WHAT THIS TASK INVOLVES: Find each line containing the string "color". Copy it.

RECORDS FOR THE EXERCISE:
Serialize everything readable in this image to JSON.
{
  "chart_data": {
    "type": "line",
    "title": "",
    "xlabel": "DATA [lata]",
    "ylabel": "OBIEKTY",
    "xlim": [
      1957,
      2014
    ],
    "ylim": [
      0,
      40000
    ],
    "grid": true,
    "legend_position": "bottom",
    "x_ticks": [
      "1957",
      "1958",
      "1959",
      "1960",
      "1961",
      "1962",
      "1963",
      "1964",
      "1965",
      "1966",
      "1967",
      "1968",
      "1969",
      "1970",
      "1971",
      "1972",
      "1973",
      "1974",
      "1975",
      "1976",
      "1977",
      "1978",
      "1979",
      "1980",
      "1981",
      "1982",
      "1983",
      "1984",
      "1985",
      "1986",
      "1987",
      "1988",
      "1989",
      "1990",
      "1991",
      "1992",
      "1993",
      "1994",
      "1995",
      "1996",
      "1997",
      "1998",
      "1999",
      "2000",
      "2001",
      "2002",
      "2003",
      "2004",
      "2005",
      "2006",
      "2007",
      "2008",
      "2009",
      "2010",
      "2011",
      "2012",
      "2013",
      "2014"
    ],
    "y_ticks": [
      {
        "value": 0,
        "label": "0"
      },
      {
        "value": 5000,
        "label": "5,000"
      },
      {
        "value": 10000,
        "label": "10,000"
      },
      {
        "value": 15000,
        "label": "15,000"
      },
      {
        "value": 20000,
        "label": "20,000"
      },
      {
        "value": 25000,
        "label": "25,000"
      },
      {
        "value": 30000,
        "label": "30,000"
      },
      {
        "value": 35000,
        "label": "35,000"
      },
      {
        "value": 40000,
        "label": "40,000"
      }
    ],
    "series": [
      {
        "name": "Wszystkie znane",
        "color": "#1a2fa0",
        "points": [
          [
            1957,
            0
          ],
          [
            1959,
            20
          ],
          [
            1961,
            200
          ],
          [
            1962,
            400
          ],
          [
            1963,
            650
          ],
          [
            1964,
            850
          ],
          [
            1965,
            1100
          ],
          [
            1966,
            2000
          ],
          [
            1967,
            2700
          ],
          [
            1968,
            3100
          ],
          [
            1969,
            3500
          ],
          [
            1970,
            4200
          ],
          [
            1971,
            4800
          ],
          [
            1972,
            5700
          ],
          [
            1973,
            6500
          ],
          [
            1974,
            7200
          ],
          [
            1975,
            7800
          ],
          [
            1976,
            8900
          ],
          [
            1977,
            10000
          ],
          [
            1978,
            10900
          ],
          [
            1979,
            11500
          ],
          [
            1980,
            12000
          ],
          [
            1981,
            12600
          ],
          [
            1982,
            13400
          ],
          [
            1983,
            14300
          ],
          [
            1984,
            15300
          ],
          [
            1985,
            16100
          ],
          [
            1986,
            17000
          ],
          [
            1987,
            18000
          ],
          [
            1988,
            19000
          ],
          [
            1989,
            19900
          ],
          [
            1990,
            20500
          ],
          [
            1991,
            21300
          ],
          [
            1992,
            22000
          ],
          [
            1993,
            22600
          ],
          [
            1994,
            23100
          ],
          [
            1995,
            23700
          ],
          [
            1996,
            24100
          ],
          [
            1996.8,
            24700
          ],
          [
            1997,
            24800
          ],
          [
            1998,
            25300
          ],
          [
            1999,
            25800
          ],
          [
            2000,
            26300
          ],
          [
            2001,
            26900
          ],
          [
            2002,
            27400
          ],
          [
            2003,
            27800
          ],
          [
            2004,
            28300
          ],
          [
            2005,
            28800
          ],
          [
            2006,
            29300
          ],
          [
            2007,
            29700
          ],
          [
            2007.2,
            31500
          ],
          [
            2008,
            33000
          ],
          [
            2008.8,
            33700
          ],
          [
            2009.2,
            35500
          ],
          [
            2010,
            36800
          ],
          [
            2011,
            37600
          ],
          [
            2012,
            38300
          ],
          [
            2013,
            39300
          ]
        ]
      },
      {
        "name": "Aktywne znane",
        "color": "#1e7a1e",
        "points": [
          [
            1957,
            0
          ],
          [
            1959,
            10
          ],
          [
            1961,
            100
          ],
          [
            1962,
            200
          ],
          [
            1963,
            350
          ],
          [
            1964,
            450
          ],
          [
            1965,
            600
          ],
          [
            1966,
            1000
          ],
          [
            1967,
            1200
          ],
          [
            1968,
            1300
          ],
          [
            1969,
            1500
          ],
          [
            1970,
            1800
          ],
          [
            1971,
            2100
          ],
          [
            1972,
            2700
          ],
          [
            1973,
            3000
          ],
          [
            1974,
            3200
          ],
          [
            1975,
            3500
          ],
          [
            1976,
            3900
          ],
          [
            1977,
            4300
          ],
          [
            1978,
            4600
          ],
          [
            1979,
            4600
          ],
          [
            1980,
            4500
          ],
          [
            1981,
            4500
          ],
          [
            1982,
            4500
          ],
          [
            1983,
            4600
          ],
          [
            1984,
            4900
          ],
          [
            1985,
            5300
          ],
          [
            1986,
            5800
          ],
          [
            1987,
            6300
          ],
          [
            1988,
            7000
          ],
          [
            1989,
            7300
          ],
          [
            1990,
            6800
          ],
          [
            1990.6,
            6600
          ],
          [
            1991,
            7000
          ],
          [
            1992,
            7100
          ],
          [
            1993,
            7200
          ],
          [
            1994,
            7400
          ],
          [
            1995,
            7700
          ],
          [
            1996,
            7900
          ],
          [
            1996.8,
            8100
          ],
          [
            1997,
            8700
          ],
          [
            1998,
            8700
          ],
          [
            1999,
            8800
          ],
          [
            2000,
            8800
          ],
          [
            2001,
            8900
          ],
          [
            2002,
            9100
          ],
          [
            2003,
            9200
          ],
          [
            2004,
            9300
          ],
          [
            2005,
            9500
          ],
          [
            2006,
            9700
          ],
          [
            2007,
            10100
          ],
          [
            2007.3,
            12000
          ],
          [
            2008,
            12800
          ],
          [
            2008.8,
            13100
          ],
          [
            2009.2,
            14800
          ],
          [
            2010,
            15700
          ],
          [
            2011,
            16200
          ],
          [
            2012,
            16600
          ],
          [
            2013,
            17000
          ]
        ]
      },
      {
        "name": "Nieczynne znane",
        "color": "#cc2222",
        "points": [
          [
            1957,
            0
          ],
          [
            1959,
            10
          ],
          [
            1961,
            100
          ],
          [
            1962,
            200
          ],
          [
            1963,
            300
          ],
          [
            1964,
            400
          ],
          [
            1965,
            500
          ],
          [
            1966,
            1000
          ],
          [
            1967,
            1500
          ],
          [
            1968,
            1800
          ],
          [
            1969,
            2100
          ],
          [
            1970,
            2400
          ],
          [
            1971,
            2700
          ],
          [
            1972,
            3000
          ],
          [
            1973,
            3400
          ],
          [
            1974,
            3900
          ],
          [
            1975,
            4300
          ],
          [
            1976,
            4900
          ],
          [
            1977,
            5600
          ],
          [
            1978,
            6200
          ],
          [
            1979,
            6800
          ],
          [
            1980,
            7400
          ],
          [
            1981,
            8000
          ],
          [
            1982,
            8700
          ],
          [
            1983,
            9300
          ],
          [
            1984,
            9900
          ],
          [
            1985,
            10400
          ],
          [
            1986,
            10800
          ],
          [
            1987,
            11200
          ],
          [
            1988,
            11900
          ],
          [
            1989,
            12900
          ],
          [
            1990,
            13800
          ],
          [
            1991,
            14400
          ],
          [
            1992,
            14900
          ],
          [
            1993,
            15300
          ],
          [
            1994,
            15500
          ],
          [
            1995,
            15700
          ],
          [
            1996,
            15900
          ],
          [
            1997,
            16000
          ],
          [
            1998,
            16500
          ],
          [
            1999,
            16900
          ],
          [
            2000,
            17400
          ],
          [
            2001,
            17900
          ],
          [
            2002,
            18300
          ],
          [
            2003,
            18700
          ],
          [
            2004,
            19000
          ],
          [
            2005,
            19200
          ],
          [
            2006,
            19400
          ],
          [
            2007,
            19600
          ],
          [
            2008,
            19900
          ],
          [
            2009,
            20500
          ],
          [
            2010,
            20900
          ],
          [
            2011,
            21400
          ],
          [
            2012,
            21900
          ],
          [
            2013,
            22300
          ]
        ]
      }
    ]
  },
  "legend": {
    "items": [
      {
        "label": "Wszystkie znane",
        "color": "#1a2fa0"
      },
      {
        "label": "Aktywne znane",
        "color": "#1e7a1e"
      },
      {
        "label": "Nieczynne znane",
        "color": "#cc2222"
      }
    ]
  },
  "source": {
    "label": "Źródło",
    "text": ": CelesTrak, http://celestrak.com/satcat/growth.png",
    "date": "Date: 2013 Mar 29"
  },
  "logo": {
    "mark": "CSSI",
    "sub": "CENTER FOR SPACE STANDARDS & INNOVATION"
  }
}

TASK OUTPUT:
        "color": "#1a2fa0",
        "color": "#1e7a1e",
        "color": "#cc2222",
        "color": "#1a2fa0"
        "color": "#1e7a1e"
        "color": "#cc2222"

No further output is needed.